#### Task inputs ####

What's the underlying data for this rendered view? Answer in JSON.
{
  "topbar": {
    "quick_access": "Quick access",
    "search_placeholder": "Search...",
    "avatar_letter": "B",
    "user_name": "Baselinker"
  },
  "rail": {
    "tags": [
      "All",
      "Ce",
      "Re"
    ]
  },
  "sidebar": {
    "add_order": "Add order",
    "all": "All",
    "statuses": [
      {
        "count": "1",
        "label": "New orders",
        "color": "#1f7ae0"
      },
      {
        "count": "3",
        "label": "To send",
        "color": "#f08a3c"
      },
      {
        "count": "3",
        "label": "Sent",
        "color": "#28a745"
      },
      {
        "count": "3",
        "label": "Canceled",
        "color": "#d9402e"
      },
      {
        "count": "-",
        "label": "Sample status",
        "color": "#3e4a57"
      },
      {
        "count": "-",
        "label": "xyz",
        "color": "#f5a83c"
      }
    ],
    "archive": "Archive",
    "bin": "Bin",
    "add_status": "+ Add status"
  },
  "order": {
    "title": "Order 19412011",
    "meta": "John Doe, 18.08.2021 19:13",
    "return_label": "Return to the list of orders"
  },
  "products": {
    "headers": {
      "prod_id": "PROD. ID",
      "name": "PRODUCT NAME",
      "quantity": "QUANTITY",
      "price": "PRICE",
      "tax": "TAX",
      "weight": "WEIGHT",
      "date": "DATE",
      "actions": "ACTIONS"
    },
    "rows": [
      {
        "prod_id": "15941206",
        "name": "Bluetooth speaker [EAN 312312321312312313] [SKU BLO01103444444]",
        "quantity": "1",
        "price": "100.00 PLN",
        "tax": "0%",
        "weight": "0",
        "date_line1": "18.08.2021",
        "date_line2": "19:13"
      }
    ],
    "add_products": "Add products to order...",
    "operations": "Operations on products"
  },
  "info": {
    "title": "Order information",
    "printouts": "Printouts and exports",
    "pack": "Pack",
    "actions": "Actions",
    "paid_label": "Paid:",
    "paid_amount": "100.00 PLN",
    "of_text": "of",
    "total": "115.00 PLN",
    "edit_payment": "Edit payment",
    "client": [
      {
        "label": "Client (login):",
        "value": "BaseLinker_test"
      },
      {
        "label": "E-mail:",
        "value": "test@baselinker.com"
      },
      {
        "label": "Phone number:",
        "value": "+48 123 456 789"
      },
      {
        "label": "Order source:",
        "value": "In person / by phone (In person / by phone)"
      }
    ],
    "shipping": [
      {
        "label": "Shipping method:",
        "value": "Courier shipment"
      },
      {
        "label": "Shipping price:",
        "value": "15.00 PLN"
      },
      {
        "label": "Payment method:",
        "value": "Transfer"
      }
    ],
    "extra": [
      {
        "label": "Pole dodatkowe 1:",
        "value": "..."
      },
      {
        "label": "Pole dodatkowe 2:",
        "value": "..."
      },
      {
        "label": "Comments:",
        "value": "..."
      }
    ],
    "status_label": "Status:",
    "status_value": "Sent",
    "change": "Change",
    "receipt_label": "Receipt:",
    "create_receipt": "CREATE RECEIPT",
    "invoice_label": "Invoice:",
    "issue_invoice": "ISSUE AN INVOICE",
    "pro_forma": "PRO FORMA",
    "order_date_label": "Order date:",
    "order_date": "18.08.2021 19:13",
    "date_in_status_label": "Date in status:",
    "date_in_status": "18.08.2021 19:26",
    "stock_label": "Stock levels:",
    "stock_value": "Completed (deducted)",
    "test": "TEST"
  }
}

####

• _To be done_:
Repeat the material from above exactly, word for word.

• _The reply_:
What's the underlying data for this rendered view? Answer in JSON.
{
  "topbar": {
    "quick_access": "Quick access",
    "search_placeholder": "Search...",
    "avatar_letter": "B",
    "user_name": "Baselinker"
  },
  "rail": {
    "tags": [
      "All",
      "Ce",
      "Re"
    ]
  },
  "sidebar": {
    "add_order": "Add order",
    "all": "All",
    "statuses": [
      {
        "count": "1",
        "label": "New orders",
        "color": "#1f7ae0"
      },
      {
        "count": "3",
        "label": "To send",
        "color": "#f08a3c"
      },
      {
        "count": "3",
        "label": "Sent",
        "color": "#28a745"
      },
      {
        "count": "3",
        "label": "Canceled",
        "color": "#d9402e"
      },
      {
        "count": "-",
        "label": "Sample status",
        "color": "#3e4a57"
      },
      {
        "count": "-",
        "label": "xyz",
        "color": "#f5a83c"
      }
    ],
    "archive": "Archive",
    "bin": "Bin",
    "add_status": "+ Add status"
  },
  "order": {
    "title": "Order 19412011",
    "meta": "John Doe, 18.08.2021 19:13",
    "return_label": "Return to the list of orders"
  },
  "products": {
    "headers": {
      "prod_id": "PROD. ID",
      "name": "PRODUCT NAME",
      "quantity": "QUANTITY",
      "price": "PRICE",
      "tax": "TAX",
      "weight": "WEIGHT",
      "date": "DATE",
      "actions": "ACTIONS"
    },
    "rows": [
      {
        "prod_id": "15941206",
        "name": "Bluetooth speaker [EAN 312312321312312313] [SKU BLO01103444444]",
        "quantity": "1",
        "price": "100.00 PLN",
        "tax": "0%",
        "weight": "0",
        "date_line1": "18.08.2021",
        "date_line2": "19:13"
      }
    ],
    "add_products": "Add products to order...",
    "operations": "Operations on products"
  },
  "info": {
    "title": "Order information",
    "printouts": "Printouts and exports",
    "pack": "Pack",
    "actions": "Actions",
    "paid_label": "Paid:",
    "paid_amount": "100.00 PLN",
    "of_text": "of",
    "total": "115.00 PLN",
    "edit_payment": "Edit payment",
    "client": [
      {
        "label": "Client (login):",
        "value": "BaseLinker_test"
      },
      {
        "label": "E-mail:",
        "value": "test@baselinker.com"
      },
      {
        "label": "Phone number:",
        "value": "+48 123 456 789"
      },
      {
        "label": "Order source:",
        "value": "In person / by phone (In person / by phone)"
      }
    ],
    "shipping": [
      {
        "label": "Shipping method:",
        "value": "Courier shipment"
      },
      {
        "label": "Shipping price:",
        "value": "15.00 PLN"
      },
      {
        "label": "Payment method:",
        "value": "Transfer"
      }
    ],
    "extra": [
      {
        "label": "Pole dodatkowe 1:",
        "value": "..."
      },
      {
        "label": "Pole dodatkowe 2:",
        "value": "..."
      },
      {
        "label": "Comments:",
        "value": "..."
      }
    ],
    "status_label": "Status:",
    "status_value": "Sent",
    "change": "Change",
    "receipt_label": "Receipt:",
    "create_receipt": "CREATE RECEIPT",
    "invoice_label": "Invoice:",
    "issue_invoice": "ISSUE AN INVOICE",
    "pro_forma": "PRO FORMA",
    "order_date_label": "Order date:",
    "order_date": "18.08.2021 19:13",
    "date_in_status_label": "Date in status:",
    "date_in_status": "18.08.2021 19:26",
    "stock_label": "Stock levels:",
    "stock_value": "Completed (deducted)",
    "test": "TEST"
  }
}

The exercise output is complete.